[Data records]

::::::::::

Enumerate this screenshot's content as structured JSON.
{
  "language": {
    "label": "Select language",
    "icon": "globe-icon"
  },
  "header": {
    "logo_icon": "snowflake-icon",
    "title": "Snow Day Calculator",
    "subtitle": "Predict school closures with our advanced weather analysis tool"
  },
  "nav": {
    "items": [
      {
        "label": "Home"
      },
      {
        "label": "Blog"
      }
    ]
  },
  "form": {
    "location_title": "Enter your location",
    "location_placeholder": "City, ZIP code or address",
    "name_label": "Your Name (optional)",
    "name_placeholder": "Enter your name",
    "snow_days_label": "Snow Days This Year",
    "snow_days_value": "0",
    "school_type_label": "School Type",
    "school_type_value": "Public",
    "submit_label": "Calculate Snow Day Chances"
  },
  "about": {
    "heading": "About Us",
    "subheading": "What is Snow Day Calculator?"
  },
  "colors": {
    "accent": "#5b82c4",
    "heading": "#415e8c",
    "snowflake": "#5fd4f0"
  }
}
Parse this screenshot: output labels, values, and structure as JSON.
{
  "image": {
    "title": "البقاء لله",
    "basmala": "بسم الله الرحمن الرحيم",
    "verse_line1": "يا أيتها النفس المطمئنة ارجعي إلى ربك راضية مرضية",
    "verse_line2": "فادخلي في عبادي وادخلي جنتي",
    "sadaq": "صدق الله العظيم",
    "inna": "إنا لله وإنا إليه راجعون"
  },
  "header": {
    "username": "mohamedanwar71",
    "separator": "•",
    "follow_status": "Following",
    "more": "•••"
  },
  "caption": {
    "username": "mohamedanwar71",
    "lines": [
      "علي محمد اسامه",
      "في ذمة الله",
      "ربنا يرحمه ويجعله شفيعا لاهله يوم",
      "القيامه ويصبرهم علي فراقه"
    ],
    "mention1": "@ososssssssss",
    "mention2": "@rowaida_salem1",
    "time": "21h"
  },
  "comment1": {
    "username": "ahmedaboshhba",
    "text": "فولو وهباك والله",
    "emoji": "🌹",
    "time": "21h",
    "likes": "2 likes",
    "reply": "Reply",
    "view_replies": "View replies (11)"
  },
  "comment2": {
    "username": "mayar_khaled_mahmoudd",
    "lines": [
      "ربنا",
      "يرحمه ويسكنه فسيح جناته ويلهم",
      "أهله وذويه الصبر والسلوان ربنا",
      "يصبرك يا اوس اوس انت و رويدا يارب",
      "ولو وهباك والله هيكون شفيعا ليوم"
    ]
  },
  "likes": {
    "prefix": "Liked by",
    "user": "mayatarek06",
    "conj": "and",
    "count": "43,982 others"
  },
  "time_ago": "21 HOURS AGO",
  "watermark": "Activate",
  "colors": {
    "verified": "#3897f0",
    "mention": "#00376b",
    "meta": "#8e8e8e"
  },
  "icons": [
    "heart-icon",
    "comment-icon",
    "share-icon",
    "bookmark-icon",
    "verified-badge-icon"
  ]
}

::::::::::

> _Exercise objective_
Reproduce the full listing exactly.

> _Exercise answer_
Enumerate this screenshot's content as structured JSON.
{
  "language": {
    "label": "Select language",
    "icon": "globe-icon"
  },
  "header": {
    "logo_icon": "snowflake-icon",
    "title": "Snow Day Calculator",
    "subtitle": "Predict school closures with our advanced weather analysis tool"
  },
  "nav": {
    "items": [
      {
        "label": "Home"
      },
      {
        "label": "Blog"
      }
    ]
  },
  "form": {
    "location_title": "Enter your location",
    "location_placeholder": "City, ZIP code or address",
    "name_label": "Your Name (optional)",
    "name_placeholder": "Enter your name",
    "snow_days_label": "Snow Days This Year",
    "snow_days_value": "0",
    "school_type_label": "School Type",
    "school_type_value": "Public",
    "submit_label": "Calculate Snow Day Chances"
  },
  "about": {
    "heading": "About Us",
    "subheading": "What is Snow Day Calculator?"
  },
  "colors": {
    "accent": "#5b82c4",
    "heading": "#415e8c",
    "snowflake": "#5fd4f0"
  }
}
Parse this screenshot: output labels, values, and structure as JSON.
{
  "image": {
    "title": "البقاء لله",
    "basmala": "بسم الله الرحمن الرحيم",
    "verse_line1": "يا أيتها النفس المطمئنة ارجعي إلى ربك راضية مرضية",
    "verse_line2": "فادخلي في عبادي وادخلي جنتي",
    "sadaq": "صدق الله العظيم",
    "inna": "إنا لله وإنا إليه راجعون"
  },
  "header": {
    "username": "mohamedanwar71",
    "separator": "•",
    "follow_status": "Following",
    "more": "•••"
  },
  "caption": {
    "username": "mohamedanwar71",
    "lines": [
      "علي محمد اسامه",
      "في ذمة الله",
      "ربنا يرحمه ويجعله شفيعا لاهله يوم",
      "القيامه ويصبرهم علي فراقه"
    ],
    "mention1": "@ososssssssss",
    "mention2": "@rowaida_salem1",
    "time": "21h"
  },
  "comment1": {
    "username": "ahmedaboshhba",
    "text": "فولو وهباك والله",
    "emoji": "🌹",
    "time": "21h",
    "likes": "2 likes",
    "reply": "Reply",
    "view_replies": "View replies (11)"
  },
  "comment2": {
    "username": "mayar_khaled_mahmoudd",
    "lines": [
      "ربنا",
      "يرحمه ويسكنه فسيح جناته ويلهم",
      "أهله وذويه الصبر والسلوان ربنا",
      "يصبرك يا اوس اوس انت و رويدا يارب",
      "ولو وهباك والله هيكون شفيعا ليوم"
    ]
  },
  "likes": {
    "prefix": "Liked by",
    "user": "mayatarek06",
    "conj": "and",
    "count": "43,982 others"
  },
  "time_ago": "21 HOURS AGO",
  "watermark": "Activate",
  "colors": {
    "verified": "#3897f0",
    "mention": "#00376b",
    "meta": "#8e8e8e"
  },
  "icons": [
    "heart-icon",
    "comment-icon",
    "share-icon",
    "bookmark-icon",
    "verified-badge-icon"
  ]
}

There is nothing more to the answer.